• **STATED EXERCISE**
Transcribe all records exactly.

• **RECORDS FOR THIS TASK**
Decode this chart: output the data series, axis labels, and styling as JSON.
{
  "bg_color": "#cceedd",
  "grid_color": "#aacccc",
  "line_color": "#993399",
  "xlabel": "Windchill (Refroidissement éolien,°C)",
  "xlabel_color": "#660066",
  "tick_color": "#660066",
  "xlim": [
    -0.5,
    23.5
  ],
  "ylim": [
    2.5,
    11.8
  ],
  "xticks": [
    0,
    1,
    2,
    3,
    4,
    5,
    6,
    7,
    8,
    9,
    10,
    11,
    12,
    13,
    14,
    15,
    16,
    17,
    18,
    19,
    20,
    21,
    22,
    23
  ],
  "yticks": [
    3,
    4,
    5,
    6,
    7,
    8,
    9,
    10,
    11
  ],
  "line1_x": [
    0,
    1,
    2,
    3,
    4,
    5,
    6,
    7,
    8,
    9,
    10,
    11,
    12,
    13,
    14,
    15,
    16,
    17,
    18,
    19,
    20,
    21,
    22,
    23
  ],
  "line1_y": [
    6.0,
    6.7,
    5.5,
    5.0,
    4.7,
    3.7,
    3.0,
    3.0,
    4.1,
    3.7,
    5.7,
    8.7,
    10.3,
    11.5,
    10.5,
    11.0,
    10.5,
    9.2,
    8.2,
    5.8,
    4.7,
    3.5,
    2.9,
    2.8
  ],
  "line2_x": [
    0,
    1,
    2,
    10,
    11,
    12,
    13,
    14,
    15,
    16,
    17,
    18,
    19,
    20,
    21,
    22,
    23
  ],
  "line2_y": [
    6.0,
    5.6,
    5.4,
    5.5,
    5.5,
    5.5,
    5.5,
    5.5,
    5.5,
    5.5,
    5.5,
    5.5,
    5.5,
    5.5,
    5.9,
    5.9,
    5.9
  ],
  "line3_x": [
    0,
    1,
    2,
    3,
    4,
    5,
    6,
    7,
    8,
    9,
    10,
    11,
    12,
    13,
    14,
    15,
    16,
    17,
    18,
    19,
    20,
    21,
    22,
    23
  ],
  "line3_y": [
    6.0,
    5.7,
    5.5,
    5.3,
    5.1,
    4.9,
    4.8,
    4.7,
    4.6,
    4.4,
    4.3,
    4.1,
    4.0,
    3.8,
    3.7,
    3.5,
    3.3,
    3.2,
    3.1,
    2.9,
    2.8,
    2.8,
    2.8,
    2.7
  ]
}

• **OUTPUT FOR THIS TASK**
Decode this chart: output the data series, axis labels, and styling as JSON.
{
  "bg_color": "#cceedd",
  "grid_color": "#aacccc",
  "line_color": "#993399",
  "xlabel": "Windchill (Refroidissement éolien,°C)",
  "xlabel_color": "#660066",
  "tick_color": "#660066",
  "xlim": [
    -0.5,
    23.5
  ],
  "ylim": [
    2.5,
    11.8
  ],
  "xticks": [
    0,
    1,
    2,
    3,
    4,
    5,
    6,
    7,
    8,
    9,
    10,
    11,
    12,
    13,
    14,
    15,
    16,
    17,
    18,
    19,
    20,
    21,
    22,
    23
  ],
  "yticks": [
    3,
    4,
    5,
    6,
    7,
    8,
    9,
    10,
    11
  ],
  "line1_x": [
    0,
    1,
    2,
    3,
    4,
    5,
    6,
    7,
    8,
    9,
    10,
    11,
    12,
    13,
    14,
    15,
    16,
    17,
    18,
    19,
    20,
    21,
    22,
    23
  ],
  "line1_y": [
    6.0,
    6.7,
    5.5,
    5.0,
    4.7,
    3.7,
    3.0,
    3.0,
    4.1,
    3.7,
    5.7,
    8.7,
    10.3,
    11.5,
    10.5,
    11.0,
    10.5,
    9.2,
    8.2,
    5.8,
    4.7,
    3.5,
    2.9,
    2.8
  ],
  "line2_x": [
    0,
    1,
    2,
    10,
    11,
    12,
    13,
    14,
    15,
    16,
    17,
    18,
    19,
    20,
    21,
    22,
    23
  ],
  "line2_y": [
    6.0,
    5.6,
    5.4,
    5.5,
    5.5,
    5.5,
    5.5,
    5.5,
    5.5,
    5.5,
    5.5,
    5.5,
    5.5,
    5.5,
    5.9,
    5.9,
    5.9
  ],
  "line3_x": [
    0,
    1,
    2,
    3,
    4,
    5,
    6,
    7,
    8,
    9,
    10,
    11,
    12,
    13,
    14,
    15,
    16,
    17,
    18,
    19,
    20,
    21,
    22,
    23
  ],
  "line3_y": [
    6.0,
    5.7,
    5.5,
    5.3,
    5.1,
    4.9,
    4.8,
    4.7,
    4.6,
    4.4,
    4.3,
    4.1,
    4.0,
    3.8,
    3.7,
    3.5,
    3.3,
    3.2,
    3.1,
    2.9,
    2.8,
    2.8,
    2.8,
    2.7
  ]
}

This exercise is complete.